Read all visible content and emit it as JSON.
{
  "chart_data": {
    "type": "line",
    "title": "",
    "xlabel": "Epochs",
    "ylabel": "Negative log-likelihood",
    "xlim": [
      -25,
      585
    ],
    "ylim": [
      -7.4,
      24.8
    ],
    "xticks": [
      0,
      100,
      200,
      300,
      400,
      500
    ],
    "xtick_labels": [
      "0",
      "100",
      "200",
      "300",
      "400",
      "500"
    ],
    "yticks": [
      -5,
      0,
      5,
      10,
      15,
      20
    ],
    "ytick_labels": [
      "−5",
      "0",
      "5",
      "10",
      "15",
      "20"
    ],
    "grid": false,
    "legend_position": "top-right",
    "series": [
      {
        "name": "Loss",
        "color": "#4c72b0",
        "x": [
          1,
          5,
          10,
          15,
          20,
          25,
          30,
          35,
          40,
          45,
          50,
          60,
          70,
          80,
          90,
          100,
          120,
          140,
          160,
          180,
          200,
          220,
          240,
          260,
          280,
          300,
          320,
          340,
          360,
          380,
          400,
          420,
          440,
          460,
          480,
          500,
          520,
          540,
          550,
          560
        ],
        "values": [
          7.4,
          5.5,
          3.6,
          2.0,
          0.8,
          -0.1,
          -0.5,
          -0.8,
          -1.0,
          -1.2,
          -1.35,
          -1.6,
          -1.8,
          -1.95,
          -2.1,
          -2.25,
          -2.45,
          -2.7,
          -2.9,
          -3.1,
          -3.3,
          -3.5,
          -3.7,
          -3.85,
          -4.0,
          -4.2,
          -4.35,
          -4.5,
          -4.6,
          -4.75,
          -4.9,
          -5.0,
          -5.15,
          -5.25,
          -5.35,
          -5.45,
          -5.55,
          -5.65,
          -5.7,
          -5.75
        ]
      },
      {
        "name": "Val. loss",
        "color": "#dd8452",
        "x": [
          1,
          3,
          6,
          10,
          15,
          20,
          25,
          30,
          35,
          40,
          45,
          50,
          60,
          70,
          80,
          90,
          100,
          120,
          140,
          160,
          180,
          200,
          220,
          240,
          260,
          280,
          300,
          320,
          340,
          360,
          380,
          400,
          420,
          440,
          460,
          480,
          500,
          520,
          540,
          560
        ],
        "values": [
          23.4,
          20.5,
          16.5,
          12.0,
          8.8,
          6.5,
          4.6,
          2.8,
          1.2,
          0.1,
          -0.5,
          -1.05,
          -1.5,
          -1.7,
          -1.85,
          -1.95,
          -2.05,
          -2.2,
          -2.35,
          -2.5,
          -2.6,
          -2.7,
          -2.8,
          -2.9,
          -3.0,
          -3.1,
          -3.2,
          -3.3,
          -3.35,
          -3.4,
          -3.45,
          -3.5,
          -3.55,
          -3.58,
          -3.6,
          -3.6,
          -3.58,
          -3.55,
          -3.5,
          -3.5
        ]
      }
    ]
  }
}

---

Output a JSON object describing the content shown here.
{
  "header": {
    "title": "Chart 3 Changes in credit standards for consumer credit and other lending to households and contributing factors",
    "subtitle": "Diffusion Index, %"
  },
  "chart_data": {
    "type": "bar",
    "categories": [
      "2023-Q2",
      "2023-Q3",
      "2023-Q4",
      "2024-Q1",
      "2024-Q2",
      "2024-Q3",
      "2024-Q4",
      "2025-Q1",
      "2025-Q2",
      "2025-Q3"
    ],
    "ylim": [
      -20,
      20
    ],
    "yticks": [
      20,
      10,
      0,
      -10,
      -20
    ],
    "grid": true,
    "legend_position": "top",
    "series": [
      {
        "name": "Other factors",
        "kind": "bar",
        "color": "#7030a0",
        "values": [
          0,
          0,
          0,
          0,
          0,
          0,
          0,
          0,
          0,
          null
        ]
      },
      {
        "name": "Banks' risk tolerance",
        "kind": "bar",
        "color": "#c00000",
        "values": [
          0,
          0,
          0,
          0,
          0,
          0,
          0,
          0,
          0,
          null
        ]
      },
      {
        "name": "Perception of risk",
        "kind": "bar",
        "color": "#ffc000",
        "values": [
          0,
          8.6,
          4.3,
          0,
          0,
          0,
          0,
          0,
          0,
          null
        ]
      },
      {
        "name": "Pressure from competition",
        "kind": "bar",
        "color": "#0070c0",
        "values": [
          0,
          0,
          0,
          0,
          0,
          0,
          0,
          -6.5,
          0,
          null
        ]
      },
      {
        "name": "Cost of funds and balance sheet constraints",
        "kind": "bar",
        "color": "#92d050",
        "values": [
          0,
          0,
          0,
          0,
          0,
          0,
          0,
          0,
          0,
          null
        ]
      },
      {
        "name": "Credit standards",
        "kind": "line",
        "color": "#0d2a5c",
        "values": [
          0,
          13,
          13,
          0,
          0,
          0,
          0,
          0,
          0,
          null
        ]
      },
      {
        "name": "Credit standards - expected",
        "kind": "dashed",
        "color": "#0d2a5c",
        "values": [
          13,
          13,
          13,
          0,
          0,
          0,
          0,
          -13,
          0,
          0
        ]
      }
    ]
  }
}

---

Stated task
Scan the data above and copy every line with "color" in it.

Output of the exercise
        "color": "#4c72b0",
        "color": "#dd8452",
        "color": "#7030a0",
        "color": "#c00000",
        "color": "#ffc000",
        "color": "#0070c0",
        "color": "#92d050",
        "color": "#0d2a5c",
        "color": "#0d2a5c",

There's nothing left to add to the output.